Information given -
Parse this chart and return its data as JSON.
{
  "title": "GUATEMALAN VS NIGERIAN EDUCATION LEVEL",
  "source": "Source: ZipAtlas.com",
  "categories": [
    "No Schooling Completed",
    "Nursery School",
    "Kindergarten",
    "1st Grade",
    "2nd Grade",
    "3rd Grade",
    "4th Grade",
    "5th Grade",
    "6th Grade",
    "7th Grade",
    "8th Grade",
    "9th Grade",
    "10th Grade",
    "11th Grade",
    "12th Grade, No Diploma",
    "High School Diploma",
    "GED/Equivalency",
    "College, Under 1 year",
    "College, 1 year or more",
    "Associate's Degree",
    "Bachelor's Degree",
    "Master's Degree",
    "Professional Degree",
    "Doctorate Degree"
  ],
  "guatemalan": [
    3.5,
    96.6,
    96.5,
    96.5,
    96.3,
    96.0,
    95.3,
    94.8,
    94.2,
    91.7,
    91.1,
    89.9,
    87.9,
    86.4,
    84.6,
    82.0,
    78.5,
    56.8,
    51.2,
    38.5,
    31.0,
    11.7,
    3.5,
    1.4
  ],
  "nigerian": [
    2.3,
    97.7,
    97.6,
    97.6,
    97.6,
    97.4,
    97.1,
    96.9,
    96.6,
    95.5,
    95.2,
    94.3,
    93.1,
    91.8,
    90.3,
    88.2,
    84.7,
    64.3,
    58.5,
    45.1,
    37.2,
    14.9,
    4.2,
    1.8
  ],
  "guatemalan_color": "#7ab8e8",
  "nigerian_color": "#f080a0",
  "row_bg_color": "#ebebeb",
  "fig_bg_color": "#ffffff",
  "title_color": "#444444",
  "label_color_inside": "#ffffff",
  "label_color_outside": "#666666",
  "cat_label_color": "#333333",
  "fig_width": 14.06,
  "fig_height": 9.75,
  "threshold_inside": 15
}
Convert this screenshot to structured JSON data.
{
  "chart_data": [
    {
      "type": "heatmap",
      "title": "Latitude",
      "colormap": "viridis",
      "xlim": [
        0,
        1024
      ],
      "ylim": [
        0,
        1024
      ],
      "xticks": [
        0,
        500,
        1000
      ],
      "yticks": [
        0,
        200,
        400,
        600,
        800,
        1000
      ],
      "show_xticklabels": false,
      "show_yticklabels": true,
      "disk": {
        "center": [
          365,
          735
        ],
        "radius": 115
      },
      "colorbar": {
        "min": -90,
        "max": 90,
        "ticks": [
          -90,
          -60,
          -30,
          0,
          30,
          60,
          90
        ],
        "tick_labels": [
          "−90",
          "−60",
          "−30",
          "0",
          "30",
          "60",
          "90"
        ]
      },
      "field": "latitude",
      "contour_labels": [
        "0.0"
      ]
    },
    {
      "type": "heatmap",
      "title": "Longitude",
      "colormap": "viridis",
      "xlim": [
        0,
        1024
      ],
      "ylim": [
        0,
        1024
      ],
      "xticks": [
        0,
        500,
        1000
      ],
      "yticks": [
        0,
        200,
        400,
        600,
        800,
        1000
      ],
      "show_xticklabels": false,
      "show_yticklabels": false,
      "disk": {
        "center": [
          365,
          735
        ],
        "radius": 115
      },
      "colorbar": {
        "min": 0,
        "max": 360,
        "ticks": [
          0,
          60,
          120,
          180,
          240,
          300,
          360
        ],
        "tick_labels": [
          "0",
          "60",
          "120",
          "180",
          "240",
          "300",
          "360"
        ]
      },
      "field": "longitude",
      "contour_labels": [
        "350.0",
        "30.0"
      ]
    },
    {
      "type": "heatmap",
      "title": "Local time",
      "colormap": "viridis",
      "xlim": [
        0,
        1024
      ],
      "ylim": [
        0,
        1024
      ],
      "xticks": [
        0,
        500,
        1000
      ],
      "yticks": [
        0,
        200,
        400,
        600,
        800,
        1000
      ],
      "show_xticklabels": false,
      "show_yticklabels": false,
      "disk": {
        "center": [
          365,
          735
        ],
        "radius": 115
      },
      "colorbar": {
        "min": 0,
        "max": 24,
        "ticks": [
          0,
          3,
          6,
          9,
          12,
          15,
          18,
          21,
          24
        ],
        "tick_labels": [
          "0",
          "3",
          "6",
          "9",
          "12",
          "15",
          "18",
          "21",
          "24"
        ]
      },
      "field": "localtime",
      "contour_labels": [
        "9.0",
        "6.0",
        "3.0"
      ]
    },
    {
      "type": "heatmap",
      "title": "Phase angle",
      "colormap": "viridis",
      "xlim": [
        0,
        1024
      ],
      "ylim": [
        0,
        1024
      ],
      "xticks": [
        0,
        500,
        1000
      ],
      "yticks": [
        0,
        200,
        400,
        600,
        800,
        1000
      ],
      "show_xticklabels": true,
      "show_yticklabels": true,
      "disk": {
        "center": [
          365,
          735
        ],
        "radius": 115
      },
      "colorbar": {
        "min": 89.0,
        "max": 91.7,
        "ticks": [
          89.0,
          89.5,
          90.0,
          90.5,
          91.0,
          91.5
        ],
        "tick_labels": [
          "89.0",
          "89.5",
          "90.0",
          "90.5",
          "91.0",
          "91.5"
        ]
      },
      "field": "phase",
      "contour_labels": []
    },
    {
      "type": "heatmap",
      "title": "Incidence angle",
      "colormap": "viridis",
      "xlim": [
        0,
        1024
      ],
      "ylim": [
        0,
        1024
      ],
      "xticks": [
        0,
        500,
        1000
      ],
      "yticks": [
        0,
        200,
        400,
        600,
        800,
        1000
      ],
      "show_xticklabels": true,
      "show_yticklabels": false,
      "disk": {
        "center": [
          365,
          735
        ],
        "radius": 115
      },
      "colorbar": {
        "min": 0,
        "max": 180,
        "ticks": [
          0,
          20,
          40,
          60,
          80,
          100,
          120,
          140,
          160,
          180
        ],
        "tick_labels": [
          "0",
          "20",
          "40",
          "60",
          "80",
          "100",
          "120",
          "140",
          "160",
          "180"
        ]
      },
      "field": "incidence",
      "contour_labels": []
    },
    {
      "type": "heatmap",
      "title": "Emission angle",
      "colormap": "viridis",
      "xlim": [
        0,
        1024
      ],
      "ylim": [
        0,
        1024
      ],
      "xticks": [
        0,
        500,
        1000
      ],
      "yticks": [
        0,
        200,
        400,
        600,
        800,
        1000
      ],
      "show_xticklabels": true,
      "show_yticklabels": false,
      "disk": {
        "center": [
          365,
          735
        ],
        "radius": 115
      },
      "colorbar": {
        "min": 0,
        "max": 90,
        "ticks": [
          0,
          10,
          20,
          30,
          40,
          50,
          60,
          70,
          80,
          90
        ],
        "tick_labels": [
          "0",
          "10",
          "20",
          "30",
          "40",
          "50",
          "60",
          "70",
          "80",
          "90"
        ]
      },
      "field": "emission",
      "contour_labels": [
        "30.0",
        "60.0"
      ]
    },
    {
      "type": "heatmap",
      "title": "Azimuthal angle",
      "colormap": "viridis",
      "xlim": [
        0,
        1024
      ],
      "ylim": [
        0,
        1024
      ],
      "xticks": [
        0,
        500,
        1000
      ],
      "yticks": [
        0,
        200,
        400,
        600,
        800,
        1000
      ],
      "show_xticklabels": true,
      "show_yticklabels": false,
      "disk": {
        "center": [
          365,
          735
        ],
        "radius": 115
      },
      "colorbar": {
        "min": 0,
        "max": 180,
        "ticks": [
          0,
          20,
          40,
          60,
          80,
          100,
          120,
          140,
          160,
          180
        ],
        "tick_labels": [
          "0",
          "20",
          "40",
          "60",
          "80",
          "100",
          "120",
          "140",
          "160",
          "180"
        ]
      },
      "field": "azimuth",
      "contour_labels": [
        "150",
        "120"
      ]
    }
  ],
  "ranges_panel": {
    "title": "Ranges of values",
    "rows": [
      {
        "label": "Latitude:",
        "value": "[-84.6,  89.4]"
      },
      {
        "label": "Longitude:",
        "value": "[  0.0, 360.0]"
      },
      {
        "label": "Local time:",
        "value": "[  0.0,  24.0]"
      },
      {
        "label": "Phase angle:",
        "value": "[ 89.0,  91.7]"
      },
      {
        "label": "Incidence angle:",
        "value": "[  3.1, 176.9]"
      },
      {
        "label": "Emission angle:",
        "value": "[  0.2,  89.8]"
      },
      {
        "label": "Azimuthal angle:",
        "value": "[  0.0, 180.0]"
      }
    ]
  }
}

Work instructions -
Lines that hold the word "JSON" are the ones to return, every one of them.

Problem solution -
Parse this chart and return its data as JSON.
Convert this screenshot to structured JSON data.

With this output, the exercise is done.